Without including any images, repeat the data exactly.
-=-=-=-=-
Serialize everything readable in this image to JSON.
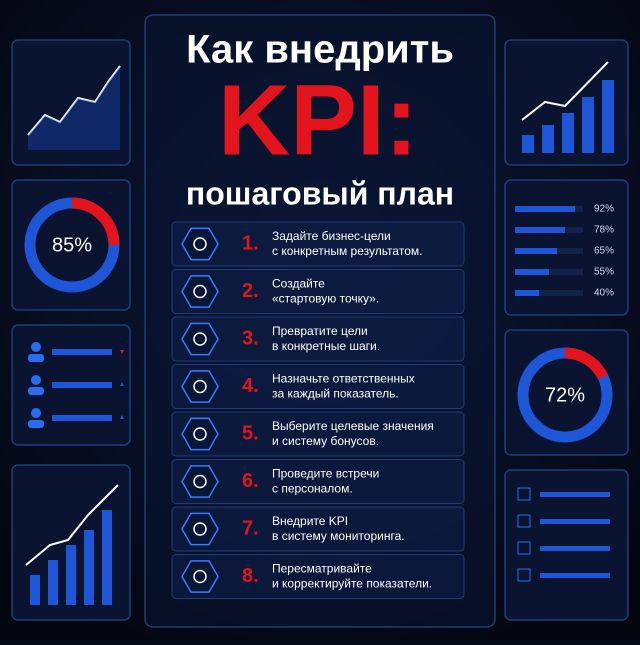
{
  "header": {
    "line1": "Как внедрить",
    "line2": "KPI:",
    "line3": "пошаговый план"
  },
  "steps": [
    {
      "number": "1.",
      "lines": [
        "Задайте бизнес-цели",
        "с конкретным результатом."
      ]
    },
    {
      "number": "2.",
      "lines": [
        "Создайте",
        "«стартовую точку»."
      ]
    },
    {
      "number": "3.",
      "lines": [
        "Превратите цели",
        "в конкретные шаги."
      ]
    },
    {
      "number": "4.",
      "lines": [
        "Назначьте ответственных",
        "за каждый показатель."
      ]
    },
    {
      "number": "5.",
      "lines": [
        "Выберите целевые значения",
        "и систему бонусов."
      ]
    },
    {
      "number": "6.",
      "lines": [
        "Проведите встречи",
        "с персоналом."
      ]
    },
    {
      "number": "7.",
      "lines": [
        "Внедрите KPI",
        "в систему мониторинга."
      ]
    },
    {
      "number": "8.",
      "lines": [
        "Пересматривайте",
        "и корректируйте показатели."
      ]
    }
  ],
  "left_donut": "85%",
  "right_donut": "72%",
  "right_bars": [
    "92%",
    "78%",
    "65%",
    "55%",
    "40%"
  ]
}
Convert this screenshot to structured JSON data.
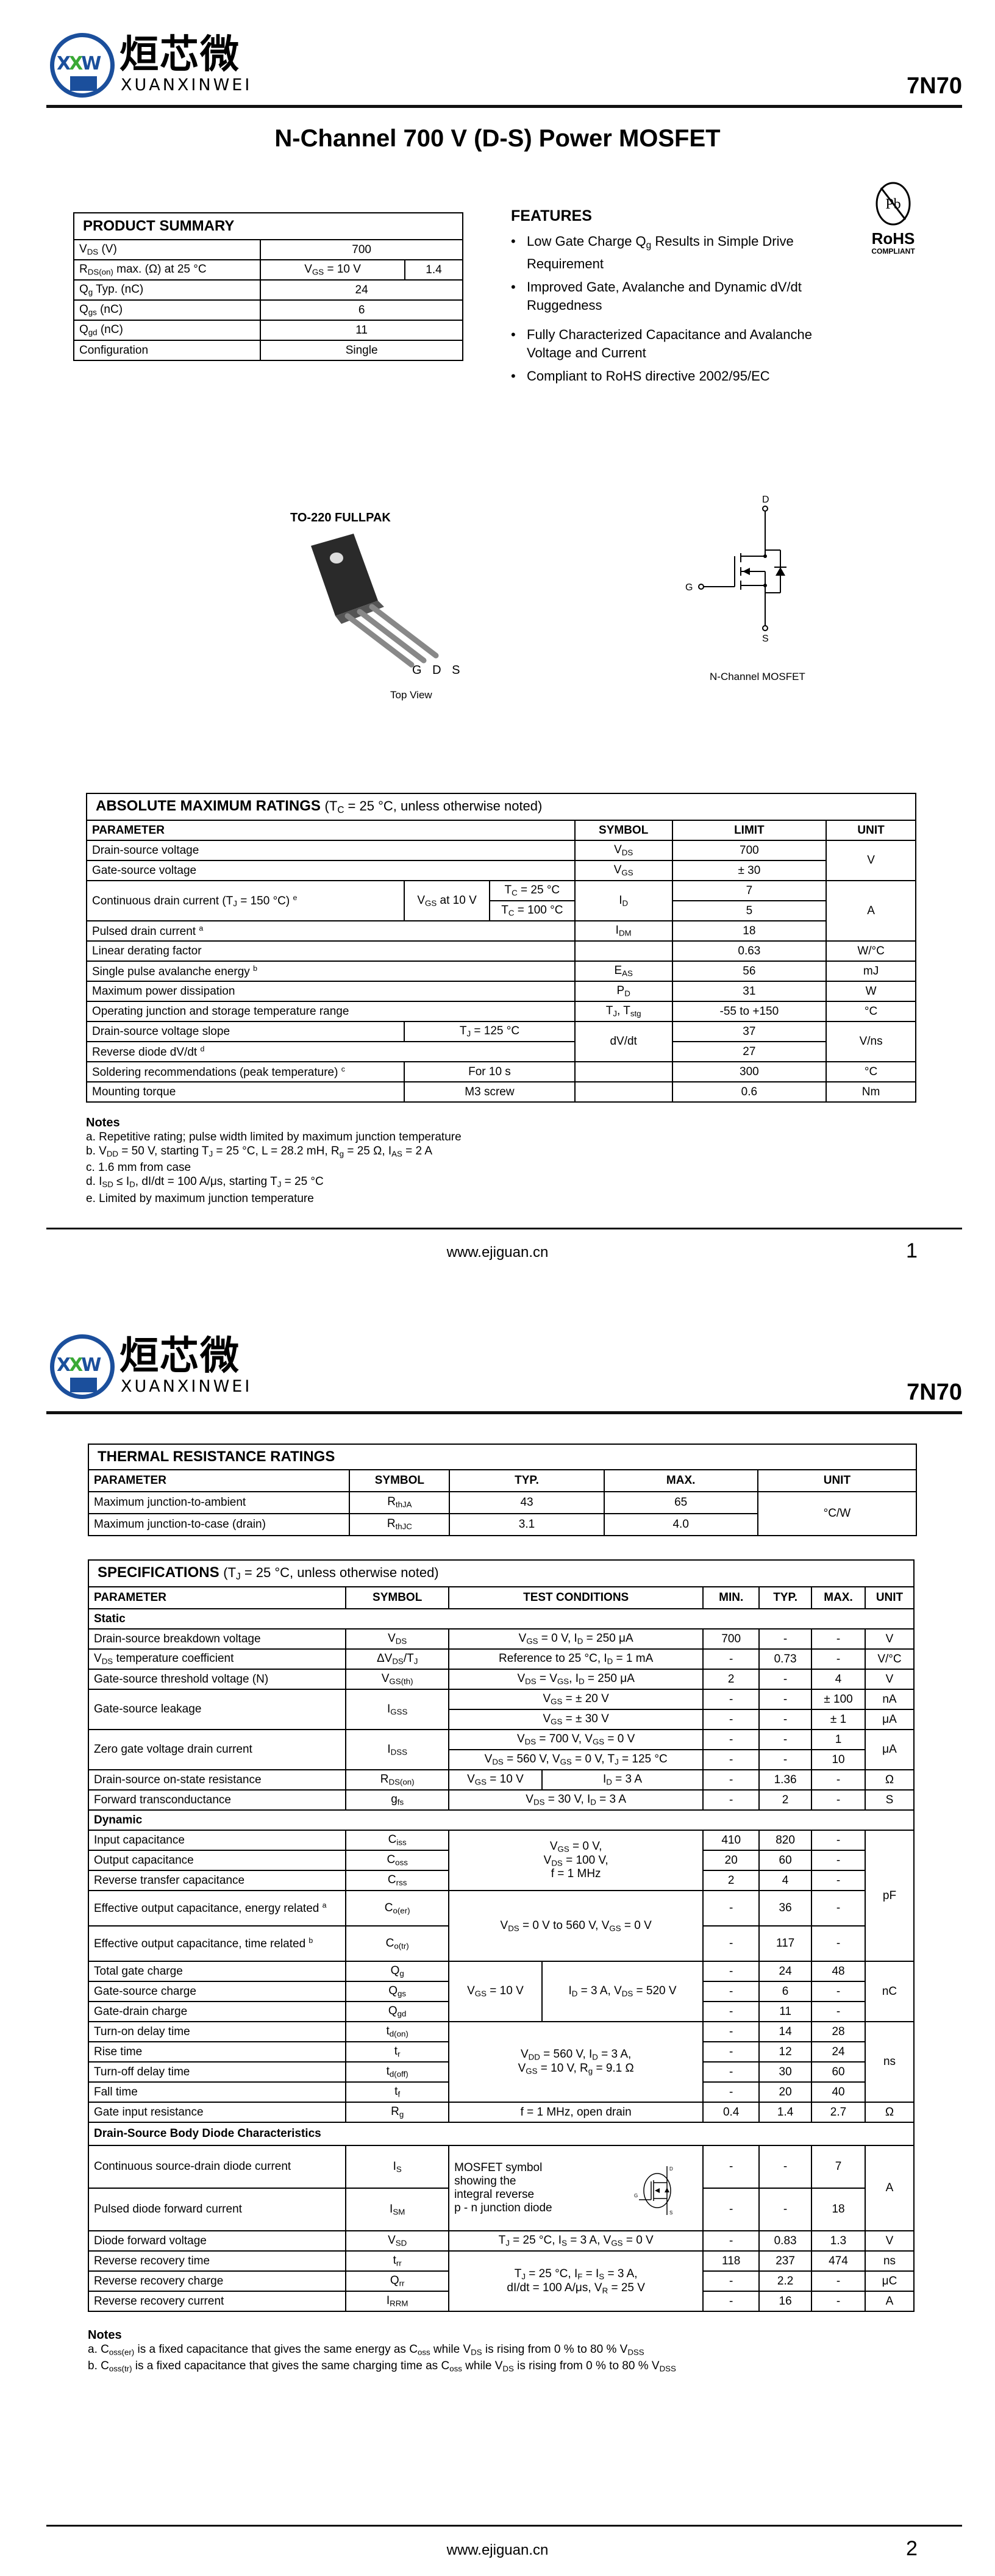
-=-=-=-=-
(ANSWER FOR THIS EXERCISE)
Serialize everything readable in this image to JSON.
{
  "header": {
    "line1": "Как внедрить",
    "line2": "KPI:",
    "line3": "пошаговый план"
  },
  "steps": [
    {
      "number": "1.",
      "lines": [
        "Задайте бизнес-цели",
        "с конкретным результатом."
      ]
    },
    {
      "number": "2.",
      "lines": [
        "Создайте",
        "«стартовую точку»."
      ]
    },
    {
      "number": "3.",
      "lines": [
        "Превратите цели",
        "в конкретные шаги."
      ]
    },
    {
      "number": "4.",
      "lines": [
        "Назначьте ответственных",
        "за каждый показатель."
      ]
    },
    {
      "number": "5.",
      "lines": [
        "Выберите целевые значения",
        "и систему бонусов."
      ]
    },
    {
      "number": "6.",
      "lines": [
        "Проведите встречи",
        "с персоналом."
      ]
    },
    {
      "number": "7.",
      "lines": [
        "Внедрите KPI",
        "в систему мониторинга."
      ]
    },
    {
      "number": "8.",
      "lines": [
        "Пересматривайте",
        "и корректируйте показатели."
      ]
    }
  ],
  "left_donut": "85%",
  "right_donut": "72%",
  "right_bars": [
    "92%",
    "78%",
    "65%",
    "55%",
    "40%"
  ]
}
Convert this screenshot to structured JSON data.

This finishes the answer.